[EXERCISE TASK 1]: Gather every line in the listing that contains the string "runtime".

>> Begin QUOTED TEXT

From al-G̲h̲azālī’s abandonment of his professorship in Bag̲h̲dād to his return to teaching at Naysābūr in 499/1106 is a period of eleven years, and it is sometimes said, even in early Muslim biographical notices, that al-G̲h̲azālī spent ten years of this in Syria. Careful reading of his own words in the Munḳid̲h̲ (see below), and attention to numerous small details in other sources, makes it certain that he was only “about two years” in Syria. On his departure from Bag̲h̲dād in Ḏh̲u ’l-Ḳaʿda 488/November 1095 he spent some time in Damascus, then went by Jerusalem and Hebron to Medina and Mecca to take part in the Pilgrimage of 489/November-December 1096. He then went back for a| short time to Damascus, but his own phrase of “nearly two years there” (Munḳid̲h̲, 130) must be taken loosely. He is reported to have been seen in Bag̲h̲dād in Ḏj̲umādā II 490/May-June 1097 (Jabre, op. cit., 87; cf. Bouyges, Chronologie , 3), but this can only have been a brief stay in the course of his journey to his home, Ṭūs. It is sometimes said that al-G̲h̲azālī visited Alexandria, but scholars are now inclined to reject this report; if he did go to Egypt it can only have been for a short time.

>> End QUOTED TEXT
>> Begin DATA ROWS

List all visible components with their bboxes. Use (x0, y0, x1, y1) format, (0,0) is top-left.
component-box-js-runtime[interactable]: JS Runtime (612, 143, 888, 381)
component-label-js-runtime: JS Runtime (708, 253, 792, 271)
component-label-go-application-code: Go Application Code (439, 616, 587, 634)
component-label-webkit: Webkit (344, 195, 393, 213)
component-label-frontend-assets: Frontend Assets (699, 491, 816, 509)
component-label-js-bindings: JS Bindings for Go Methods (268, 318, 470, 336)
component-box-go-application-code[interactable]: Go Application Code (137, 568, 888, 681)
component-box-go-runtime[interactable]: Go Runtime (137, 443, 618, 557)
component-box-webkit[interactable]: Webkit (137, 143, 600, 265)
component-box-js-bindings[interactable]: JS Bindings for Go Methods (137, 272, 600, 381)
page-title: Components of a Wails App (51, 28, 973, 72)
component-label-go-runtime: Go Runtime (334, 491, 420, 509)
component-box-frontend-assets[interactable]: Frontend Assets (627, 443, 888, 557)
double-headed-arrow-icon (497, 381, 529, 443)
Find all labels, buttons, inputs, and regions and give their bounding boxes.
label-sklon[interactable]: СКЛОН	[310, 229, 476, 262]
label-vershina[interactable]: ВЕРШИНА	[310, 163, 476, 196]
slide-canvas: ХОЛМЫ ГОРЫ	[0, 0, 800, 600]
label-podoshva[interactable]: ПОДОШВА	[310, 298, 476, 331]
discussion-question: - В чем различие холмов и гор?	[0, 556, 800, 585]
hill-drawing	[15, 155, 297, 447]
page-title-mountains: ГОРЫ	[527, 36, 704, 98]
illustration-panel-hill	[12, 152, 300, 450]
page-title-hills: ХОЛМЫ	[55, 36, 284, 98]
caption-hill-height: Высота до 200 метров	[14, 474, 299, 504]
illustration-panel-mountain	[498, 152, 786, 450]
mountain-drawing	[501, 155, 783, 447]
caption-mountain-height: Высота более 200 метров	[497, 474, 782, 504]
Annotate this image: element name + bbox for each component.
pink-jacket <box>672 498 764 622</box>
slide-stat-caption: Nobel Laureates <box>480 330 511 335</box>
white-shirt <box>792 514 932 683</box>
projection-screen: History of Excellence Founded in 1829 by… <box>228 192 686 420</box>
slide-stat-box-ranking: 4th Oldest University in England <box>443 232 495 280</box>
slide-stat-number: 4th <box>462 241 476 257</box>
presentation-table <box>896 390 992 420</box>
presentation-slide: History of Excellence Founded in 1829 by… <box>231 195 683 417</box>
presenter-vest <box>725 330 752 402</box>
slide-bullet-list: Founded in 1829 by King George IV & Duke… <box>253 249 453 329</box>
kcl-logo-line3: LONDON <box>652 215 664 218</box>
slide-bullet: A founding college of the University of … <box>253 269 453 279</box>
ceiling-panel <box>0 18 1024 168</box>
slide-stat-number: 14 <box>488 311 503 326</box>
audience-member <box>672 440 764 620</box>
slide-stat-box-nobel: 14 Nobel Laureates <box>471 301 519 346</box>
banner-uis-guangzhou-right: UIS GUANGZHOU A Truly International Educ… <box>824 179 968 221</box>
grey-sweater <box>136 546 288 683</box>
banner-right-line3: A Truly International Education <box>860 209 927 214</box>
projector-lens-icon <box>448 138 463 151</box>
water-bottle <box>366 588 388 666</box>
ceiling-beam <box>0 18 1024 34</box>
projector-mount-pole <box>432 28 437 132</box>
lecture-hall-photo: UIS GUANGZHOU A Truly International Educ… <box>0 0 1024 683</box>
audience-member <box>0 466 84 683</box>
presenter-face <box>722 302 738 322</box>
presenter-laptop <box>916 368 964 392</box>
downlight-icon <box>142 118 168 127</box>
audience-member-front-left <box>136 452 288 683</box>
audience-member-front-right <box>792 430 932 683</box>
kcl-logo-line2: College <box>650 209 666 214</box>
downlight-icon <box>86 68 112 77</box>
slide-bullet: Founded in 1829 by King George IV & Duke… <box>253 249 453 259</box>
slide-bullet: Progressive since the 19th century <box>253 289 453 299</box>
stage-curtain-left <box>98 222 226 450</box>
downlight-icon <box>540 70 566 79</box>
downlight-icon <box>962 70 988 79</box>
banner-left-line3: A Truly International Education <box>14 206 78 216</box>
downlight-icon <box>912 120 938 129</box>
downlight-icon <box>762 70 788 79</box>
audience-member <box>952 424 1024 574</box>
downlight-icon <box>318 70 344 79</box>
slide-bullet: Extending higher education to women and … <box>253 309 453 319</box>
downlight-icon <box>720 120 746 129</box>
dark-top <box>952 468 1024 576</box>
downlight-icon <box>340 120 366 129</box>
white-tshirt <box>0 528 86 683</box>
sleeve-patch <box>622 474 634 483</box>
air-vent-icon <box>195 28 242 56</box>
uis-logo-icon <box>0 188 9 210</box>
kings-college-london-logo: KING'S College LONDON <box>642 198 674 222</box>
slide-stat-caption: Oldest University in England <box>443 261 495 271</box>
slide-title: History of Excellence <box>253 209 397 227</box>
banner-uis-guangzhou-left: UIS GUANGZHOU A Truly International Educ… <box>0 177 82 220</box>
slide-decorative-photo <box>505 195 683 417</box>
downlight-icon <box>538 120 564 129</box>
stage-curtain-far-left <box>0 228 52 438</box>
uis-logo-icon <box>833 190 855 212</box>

>> End DATA ROWS

[EXERCISE TASK 2]: Using the passage on al-G̲h̲azālī's years away from teaching, say whether each statement agrees with it. Answer yes or no and quote the deciding words. (a) He took part in the Pilgrimage of 489/November-December 1096. (b) He stayed in Syria for about ten years. (c) Scholars now accept that he visited Alexandria.

[FINISHED ANSWER 1]:
component-box-js-runtime[interactable]: JS Runtime (612, 143, 888, 381)
component-label-js-runtime: JS Runtime (708, 253, 792, 271)
component-box-go-runtime[interactable]: Go Runtime (137, 443, 618, 557)
component-label-go-runtime: Go Runtime (334, 491, 420, 509)

[FINISHED ANSWER 2]:
(a) Yes: "to take part in the Pilgrimage of 489/November-December 1096"
(b) No: "he was only “about two years” in Syria"
(c) No: "scholars are now inclined to reject this report"